__Task brief__
Copy every line that contains the string "name" from the entries below.
[start of The data]
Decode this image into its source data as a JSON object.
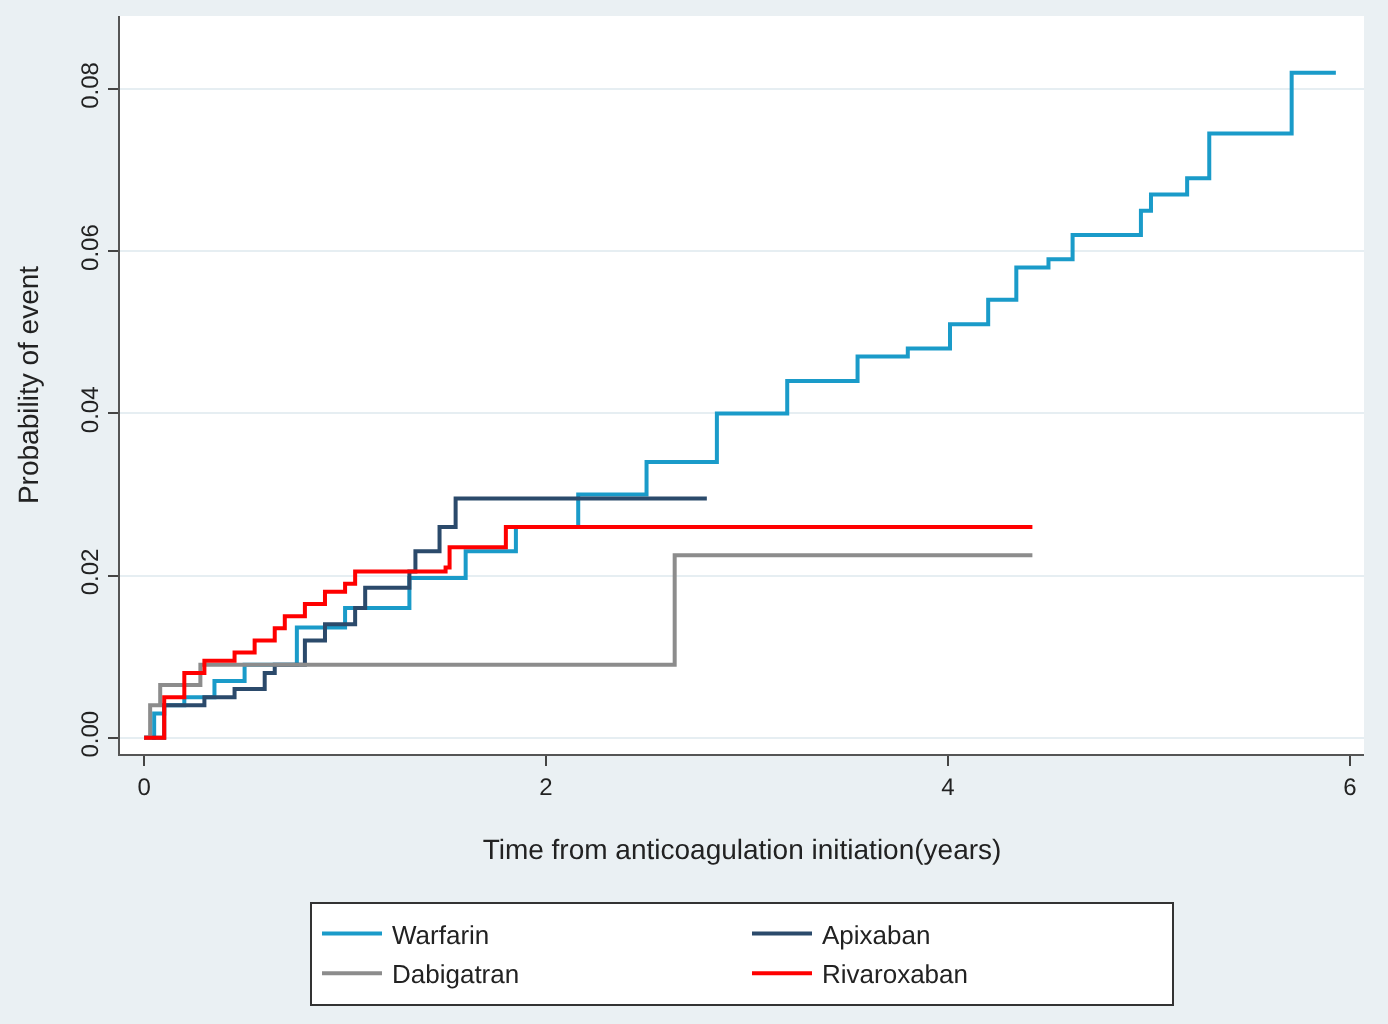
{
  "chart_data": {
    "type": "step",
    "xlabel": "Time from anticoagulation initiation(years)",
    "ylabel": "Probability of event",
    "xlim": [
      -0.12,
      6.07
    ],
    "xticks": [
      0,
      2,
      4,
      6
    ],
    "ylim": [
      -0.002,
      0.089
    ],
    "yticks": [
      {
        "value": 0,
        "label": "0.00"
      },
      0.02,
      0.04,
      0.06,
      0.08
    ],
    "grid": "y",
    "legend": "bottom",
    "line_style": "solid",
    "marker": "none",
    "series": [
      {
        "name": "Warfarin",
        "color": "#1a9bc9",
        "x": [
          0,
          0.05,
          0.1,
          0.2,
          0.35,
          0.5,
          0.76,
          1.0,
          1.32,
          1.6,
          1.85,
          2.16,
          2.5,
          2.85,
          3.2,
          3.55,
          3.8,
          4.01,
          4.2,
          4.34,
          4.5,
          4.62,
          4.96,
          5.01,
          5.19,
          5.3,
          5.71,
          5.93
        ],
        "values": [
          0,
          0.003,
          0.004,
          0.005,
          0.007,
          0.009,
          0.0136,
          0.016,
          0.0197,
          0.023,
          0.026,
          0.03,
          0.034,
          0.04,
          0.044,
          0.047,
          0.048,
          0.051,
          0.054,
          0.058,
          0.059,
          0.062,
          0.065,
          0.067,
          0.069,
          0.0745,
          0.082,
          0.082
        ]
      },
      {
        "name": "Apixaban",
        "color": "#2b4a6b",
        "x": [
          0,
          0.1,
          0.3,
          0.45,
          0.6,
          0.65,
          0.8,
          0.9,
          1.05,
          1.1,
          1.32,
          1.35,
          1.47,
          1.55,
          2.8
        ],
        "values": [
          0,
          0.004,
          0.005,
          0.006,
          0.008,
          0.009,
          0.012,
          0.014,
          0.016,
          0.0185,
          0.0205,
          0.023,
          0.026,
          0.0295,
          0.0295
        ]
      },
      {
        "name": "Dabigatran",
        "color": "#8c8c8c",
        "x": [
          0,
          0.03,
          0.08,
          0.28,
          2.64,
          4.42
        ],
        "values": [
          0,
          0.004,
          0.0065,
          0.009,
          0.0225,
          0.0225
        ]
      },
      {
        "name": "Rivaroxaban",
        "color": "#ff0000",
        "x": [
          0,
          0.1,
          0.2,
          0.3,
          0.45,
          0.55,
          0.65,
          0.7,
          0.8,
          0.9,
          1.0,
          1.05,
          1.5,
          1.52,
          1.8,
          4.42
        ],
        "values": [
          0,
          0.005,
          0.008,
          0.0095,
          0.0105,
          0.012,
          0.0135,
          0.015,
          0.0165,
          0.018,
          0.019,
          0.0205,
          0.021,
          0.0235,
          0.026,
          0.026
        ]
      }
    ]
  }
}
[end of The data]
__Answer to this problem__
        "name": "Warfarin",
        "name": "Apixaban",
        "name": "Dabigatran",
        "name": "Rivaroxaban",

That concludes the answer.